## RECORDS FOR THE TASK

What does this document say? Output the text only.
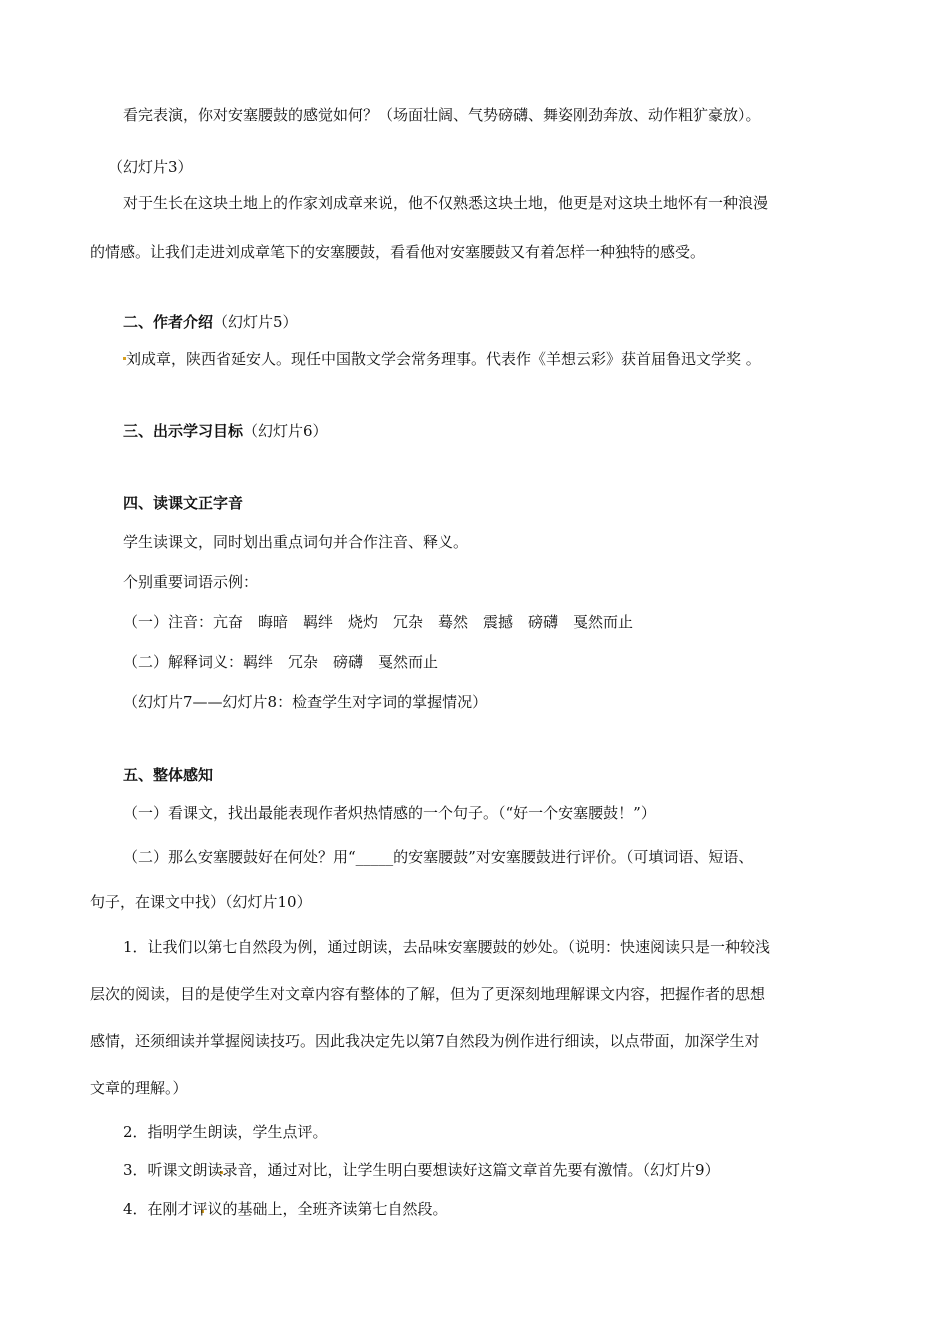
看完表演，你对安塞腰鼓的感觉如何？（场面壮阔、气势磅礴、舞姿刚劲奔放、动作粗犷豪放）。
（幻灯片3）
对于生长在这块土地上的作家刘成章来说，他不仅熟悉这块土地，他更是对这块土地怀有一种浪漫
的情感。让我们走进刘成章笔下的安塞腰鼓，看看他对安塞腰鼓又有着怎样一种独特的感受。
二、作者介绍（幻灯片5）
刘成章，陕西省延安人。现任中国散文学会常务理事。代表作《羊想云彩》获首届鲁迅文学奖 。
三、出示学习目标（幻灯片6）
四、读课文正字音
学生读课文，同时划出重点词句并合作注音、释义。
个别重要词语示例：
（一）注音：亢奋　晦暗　羁绊　烧灼　冗杂　蓦然　震撼　磅礴　戛然而止
（二）解释词义：羁绊　冗杂　磅礴　戛然而止
（幻灯片7——幻灯片8：检查学生对字词的掌握情况）
五、整体感知
（一）看课文，找出最能表现作者炽热情感的一个句子。（“好一个安塞腰鼓！”）
（二）那么安塞腰鼓好在何处？用“_____的安塞腰鼓”对安塞腰鼓进行评价。（可填词语、短语、
句子，在课文中找）（幻灯片10）
1．让我们以第七自然段为例，通过朗读，去品味安塞腰鼓的妙处。（说明：快速阅读只是一种较浅
层次的阅读，目的是使学生对文章内容有整体的了解，但为了更深刻地理解课文内容，把握作者的思想
感情，还须细读并掌握阅读技巧。因此我决定先以第7自然段为例作进行细读，以点带面，加深学生对
文章的理解。）
2．指明学生朗读，学生点评。
3．听课文朗读录音，通过对比，让学生明白要想读好这篇文章首先要有激情。（幻灯片9）
4．在刚才评议的基础上，全班齐读第七自然段。
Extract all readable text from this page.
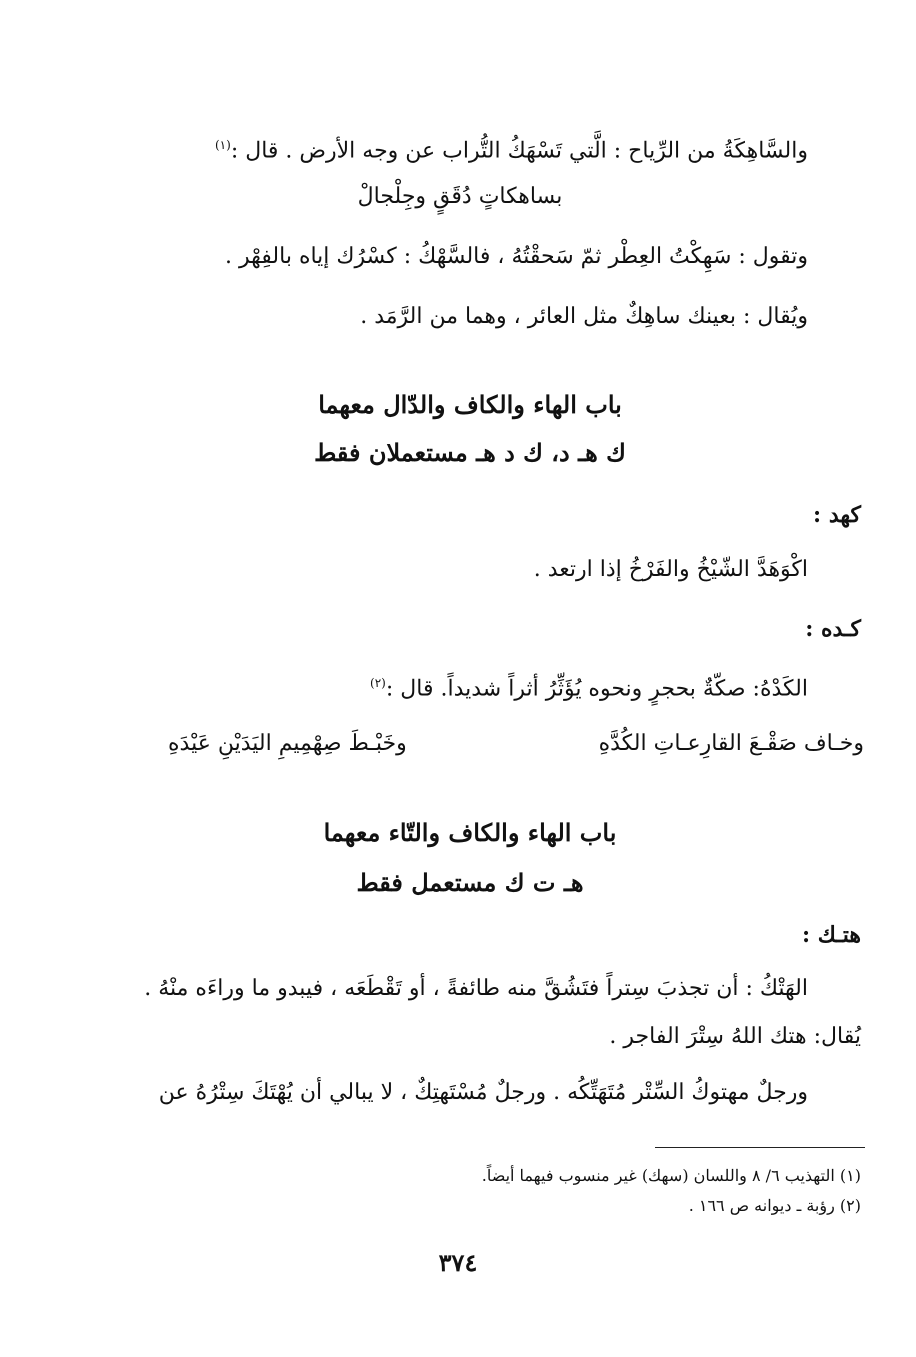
والسَّاهِكَةُ من الرِّياح : الَّتي تَسْهَكُ التُّراب عن وجه الأرض . قال :$^{(١)}$
بساهكاتٍ دُقَقٍ وجِلْجالْ
وتقول : سَهِكْتُ العِطْر ثمّ سَحقْتُهُ ، فالسَّهْكُ : كسْرُك إياه بالفِهْر .
ويُقال : بعينك ساهِكٌ مثل العائر ، وهما من الرَّمَد .
باب الهاء والكاف والدّال معهما
ك هـ د، ك د هـ مستعملان فقط
كهد :
اكْوَهَدَّ الشّيْخُ والفَرْخُ إذا ارتعد .
كـده :
الكَدْهُ: صكّةٌ بحجرٍ ونحوه يُؤَثِّرُ أثراً شديداً. قال :$^{(٢)}$
وخـاف صَقْـعَ القارِعـاتِ الكُدَّهِ
وخَبْـطَ صِهْمِيمِ اليَدَيْنِ عَيْدَهِ
باب الهاء والكاف والتّاء معهما
هـ ت ك مستعمل فقط
هتـك :
الهَتْكُ : أن تجذبَ سِتراً فتَشُقَّ منه طائفةً ، أو تَقْطَعَه ، فيبدو ما وراءَه منْهُ .
يُقال: هتك اللهُ سِتْرَ الفاجر .
ورجلٌ مهتوكُ السِّتْر مُتَهَتِّكُه . ورجلٌ مُسْتَهتِكٌ ، لا يبالي أن يُهْتَكَ سِتْرُهُ عن
(١) التهذيب ٦/ ٨ واللسان (سهك) غير منسوب فيهما أيضاً.
(٢) رؤبة ـ ديوانه ص ١٦٦ .
٣٧٤
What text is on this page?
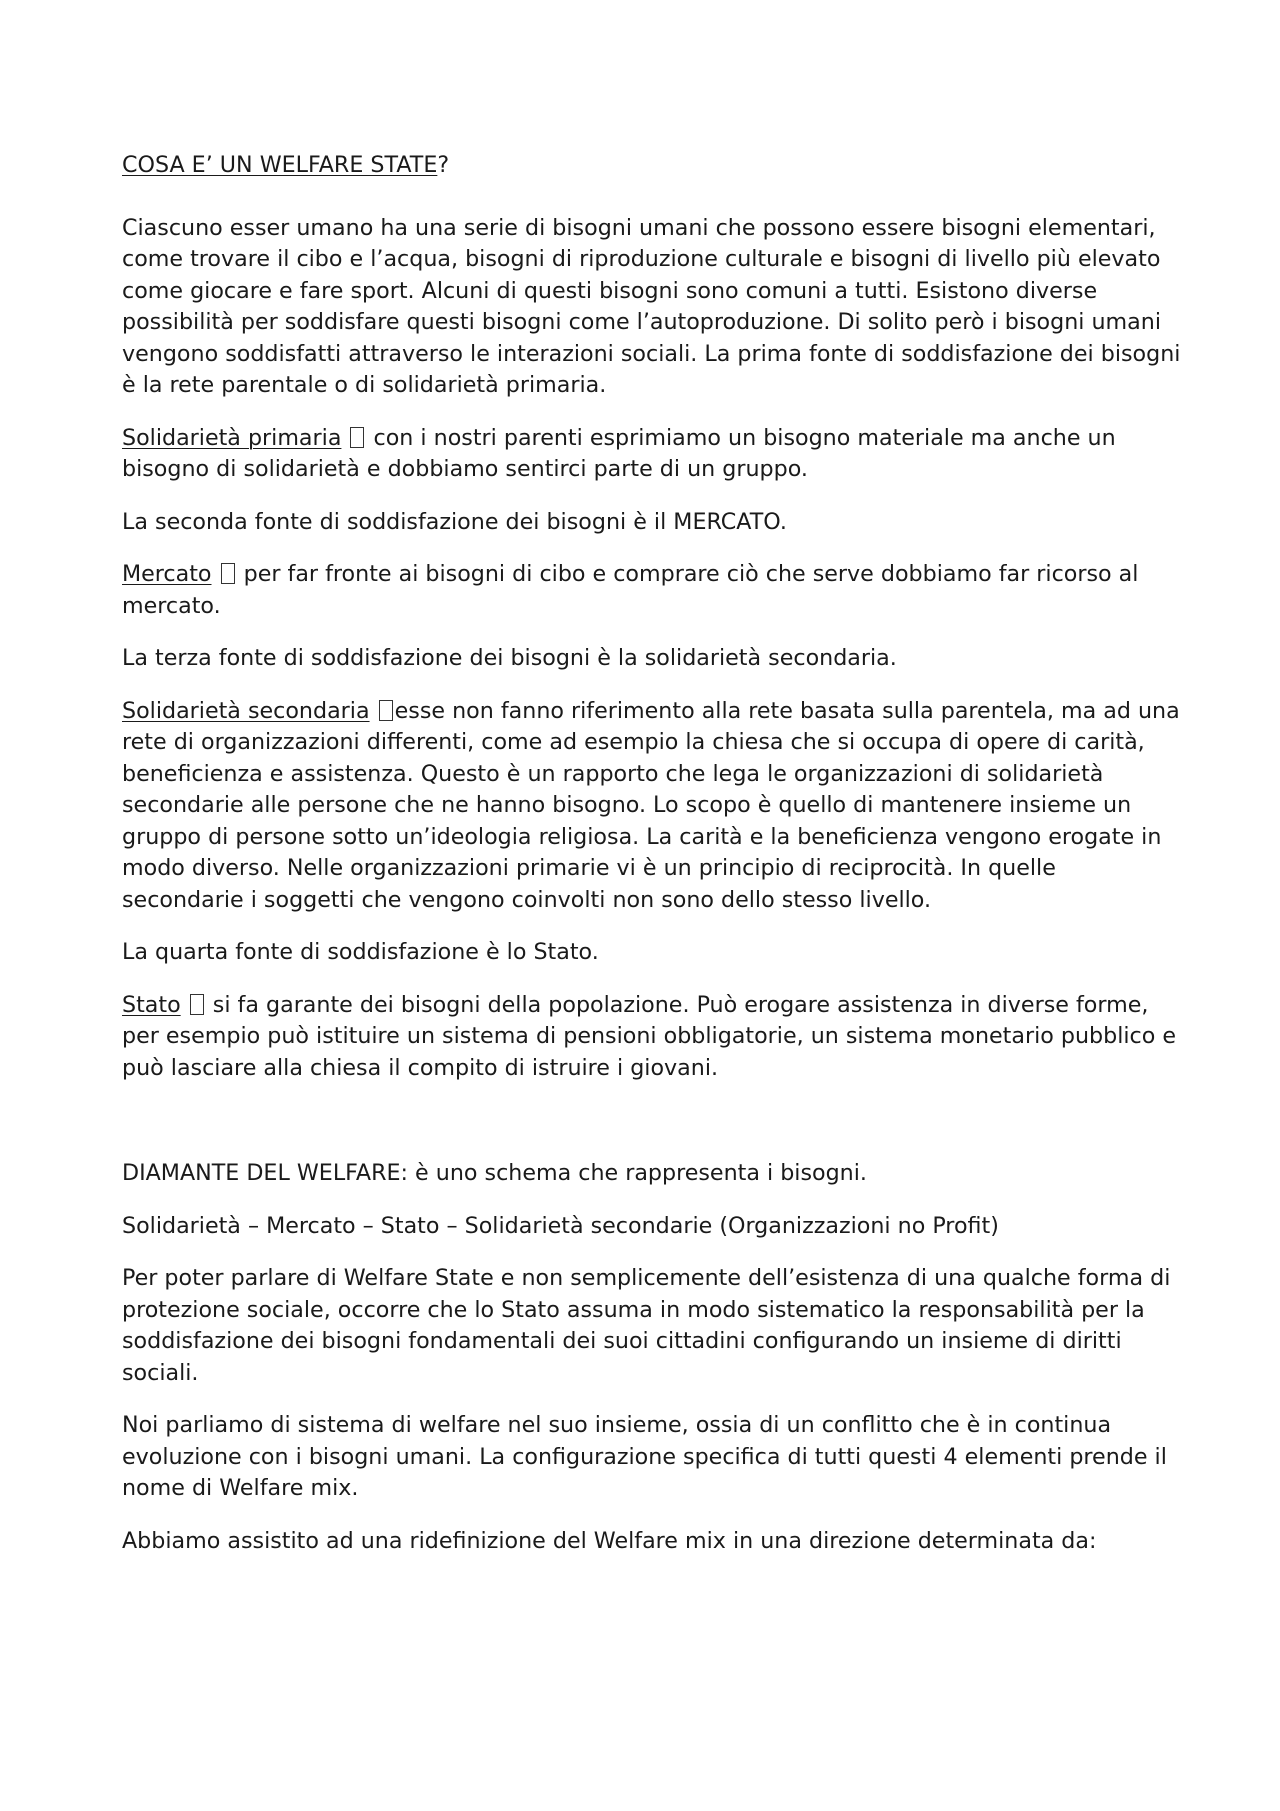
COSA E’ UN WELFARE STATE?

Ciascuno esser umano ha una serie di bisogni umani che possono essere bisogni elementari, come trovare il cibo e l’acqua, bisogni di riproduzione culturale e bisogni di livello più elevato come giocare e fare sport. Alcuni di questi bisogni sono comuni a tutti. Esistono diverse possibilità per soddisfare questi bisogni come l’autoproduzione. Di solito però i bisogni umani vengono soddisfatti attraverso le interazioni sociali. La prima fonte di soddisfazione dei bisogni è la rete parentale o di solidarietà primaria.

Solidarietà primaria  con i nostri parenti esprimiamo un bisogno materiale ma anche un bisogno di solidarietà e dobbiamo sentirci parte di un gruppo.

La seconda fonte di soddisfazione dei bisogni è il MERCATO.

Mercato  per far fronte ai bisogni di cibo e comprare ciò che serve dobbiamo far ricorso al mercato.

La terza fonte di soddisfazione dei bisogni è la solidarietà secondaria.

Solidarietà secondaria esse non fanno riferimento alla rete basata sulla parentela, ma ad una rete di organizzazioni differenti, come ad esempio la chiesa che si occupa di opere di carità, beneficienza e assistenza. Questo è un rapporto che lega le organizzazioni di solidarietà secondarie alle persone che ne hanno bisogno. Lo scopo è quello di mantenere insieme un gruppo di persone sotto un’ideologia religiosa. La carità e la beneficienza vengono erogate in modo diverso. Nelle organizzazioni primarie vi è un principio di reciprocità. In quelle secondarie i soggetti che vengono coinvolti non sono dello stesso livello.

La quarta fonte di soddisfazione è lo Stato.

Stato  si fa garante dei bisogni della popolazione. Può erogare assistenza in diverse forme, per esempio può istituire un sistema di pensioni obbligatorie, un sistema monetario pubblico e può lasciare alla chiesa il compito di istruire i giovani.

DIAMANTE DEL WELFARE: è uno schema che rappresenta i bisogni.

Solidarietà – Mercato – Stato – Solidarietà secondarie (Organizzazioni no Profit)

Per poter parlare di Welfare State e non semplicemente dell’esistenza di una qualche forma di protezione sociale, occorre che lo Stato assuma in modo sistematico la responsabilità per la soddisfazione dei bisogni fondamentali dei suoi cittadini configurando un insieme di diritti sociali.

Noi parliamo di sistema di welfare nel suo insieme, ossia di un conflitto che è in continua evoluzione con i bisogni umani. La configurazione specifica di tutti questi 4 elementi prende il nome di Welfare mix.

Abbiamo assistito ad una ridefinizione del Welfare mix in una direzione determinata da:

## PROBLEM STATEMENT
Restate the data above word for word. Do not include the images.

## FINISHED EXERCISE
What does this document say? Output the text only.
看完表演，你对安塞腰鼓的感觉如何？（场面壮阔、气势磅礴、舞姿刚劲奔放、动作粗犷豪放）。
（幻灯片3）
对于生长在这块土地上的作家刘成章来说，他不仅熟悉这块土地，他更是对这块土地怀有一种浪漫
的情感。让我们走进刘成章笔下的安塞腰鼓，看看他对安塞腰鼓又有着怎样一种独特的感受。
二、作者介绍（幻灯片5）
刘成章，陕西省延安人。现任中国散文学会常务理事。代表作《羊想云彩》获首届鲁迅文学奖 。
三、出示学习目标（幻灯片6）
四、读课文正字音
学生读课文，同时划出重点词句并合作注音、释义。
个别重要词语示例：
（一）注音：亢奋　晦暗　羁绊　烧灼　冗杂　蓦然　震撼　磅礴　戛然而止
（二）解释词义：羁绊　冗杂　磅礴　戛然而止
（幻灯片7——幻灯片8：检查学生对字词的掌握情况）
五、整体感知
（一）看课文，找出最能表现作者炽热情感的一个句子。（“好一个安塞腰鼓！”）
（二）那么安塞腰鼓好在何处？用“_____的安塞腰鼓”对安塞腰鼓进行评价。（可填词语、短语、
句子，在课文中找）（幻灯片10）
1．让我们以第七自然段为例，通过朗读，去品味安塞腰鼓的妙处。（说明：快速阅读只是一种较浅
层次的阅读，目的是使学生对文章内容有整体的了解，但为了更深刻地理解课文内容，把握作者的思想
感情，还须细读并掌握阅读技巧。因此我决定先以第7自然段为例作进行细读，以点带面，加深学生对
文章的理解。）
2．指明学生朗读，学生点评。
3．听课文朗读录音，通过对比，让学生明白要想读好这篇文章首先要有激情。（幻灯片9）
4．在刚才评议的基础上，全班齐读第七自然段。
Extract all readable text from this page.
والسَّاهِكَةُ من الرِّياح : الَّتي تَسْهَكُ التُّراب عن وجه الأرض . قال :$^{(١)}$
بساهكاتٍ دُقَقٍ وجِلْجالْ
وتقول : سَهِكْتُ العِطْر ثمّ سَحقْتُهُ ، فالسَّهْكُ : كسْرُك إياه بالفِهْر .
ويُقال : بعينك ساهِكٌ مثل العائر ، وهما من الرَّمَد .
باب الهاء والكاف والدّال معهما
ك هـ د، ك د هـ مستعملان فقط
كهد :
اكْوَهَدَّ الشّيْخُ والفَرْخُ إذا ارتعد .
كـده :
الكَدْهُ: صكّةٌ بحجرٍ ونحوه يُؤَثِّرُ أثراً شديداً. قال :$^{(٢)}$
وخـاف صَقْـعَ القارِعـاتِ الكُدَّهِ
وخَبْـطَ صِهْمِيمِ اليَدَيْنِ عَيْدَهِ
باب الهاء والكاف والتّاء معهما
هـ ت ك مستعمل فقط
هتـك :
الهَتْكُ : أن تجذبَ سِتراً فتَشُقَّ منه طائفةً ، أو تَقْطَعَه ، فيبدو ما وراءَه منْهُ .
يُقال: هتك اللهُ سِتْرَ الفاجر .
ورجلٌ مهتوكُ السِّتْر مُتَهَتِّكُه . ورجلٌ مُسْتَهتِكٌ ، لا يبالي أن يُهْتَكَ سِتْرُهُ عن
(١) التهذيب ٦/ ٨ واللسان (سهك) غير منسوب فيهما أيضاً.
(٢) رؤبة ـ ديوانه ص ١٦٦ .
٣٧٤
What text is on this page?
COSA E’ UN WELFARE STATE?

Ciascuno esser umano ha una serie di bisogni umani che possono essere bisogni elementari, come trovare il cibo e l’acqua, bisogni di riproduzione culturale e bisogni di livello più elevato come giocare e fare sport. Alcuni di questi bisogni sono comuni a tutti. Esistono diverse possibilità per soddisfare questi bisogni come l’autoproduzione. Di solito però i bisogni umani vengono soddisfatti attraverso le interazioni sociali. La prima fonte di soddisfazione dei bisogni è la rete parentale o di solidarietà primaria.

Solidarietà primaria  con i nostri parenti esprimiamo un bisogno materiale ma anche un bisogno di solidarietà e dobbiamo sentirci parte di un gruppo.

La seconda fonte di soddisfazione dei bisogni è il MERCATO.

Mercato  per far fronte ai bisogni di cibo e comprare ciò che serve dobbiamo far ricorso al mercato.

La terza fonte di soddisfazione dei bisogni è la solidarietà secondaria.

Solidarietà secondaria esse non fanno riferimento alla rete basata sulla parentela, ma ad una rete di organizzazioni differenti, come ad esempio la chiesa che si occupa di opere di carità, beneficienza e assistenza. Questo è un rapporto che lega le organizzazioni di solidarietà secondarie alle persone che ne hanno bisogno. Lo scopo è quello di mantenere insieme un gruppo di persone sotto un’ideologia religiosa. La carità e la beneficienza vengono erogate in modo diverso. Nelle organizzazioni primarie vi è un principio di reciprocità. In quelle secondarie i soggetti che vengono coinvolti non sono dello stesso livello.

La quarta fonte di soddisfazione è lo Stato.

Stato  si fa garante dei bisogni della popolazione. Può erogare assistenza in diverse forme, per esempio può istituire un sistema di pensioni obbligatorie, un sistema monetario pubblico e può lasciare alla chiesa il compito di istruire i giovani.

DIAMANTE DEL WELFARE: è uno schema che rappresenta i bisogni.

Solidarietà – Mercato – Stato – Solidarietà secondarie (Organizzazioni no Profit)

Per poter parlare di Welfare State e non semplicemente dell’esistenza di una qualche forma di protezione sociale, occorre che lo Stato assuma in modo sistematico la responsabilità per la soddisfazione dei bisogni fondamentali dei suoi cittadini configurando un insieme di diritti sociali.

Noi parliamo di sistema di welfare nel suo insieme, ossia di un conflitto che è in continua evoluzione con i bisogni umani. La configurazione specifica di tutti questi 4 elementi prende il nome di Welfare mix.

Abbiamo assistito ad una ridefinizione del Welfare mix in una direzione determinata da:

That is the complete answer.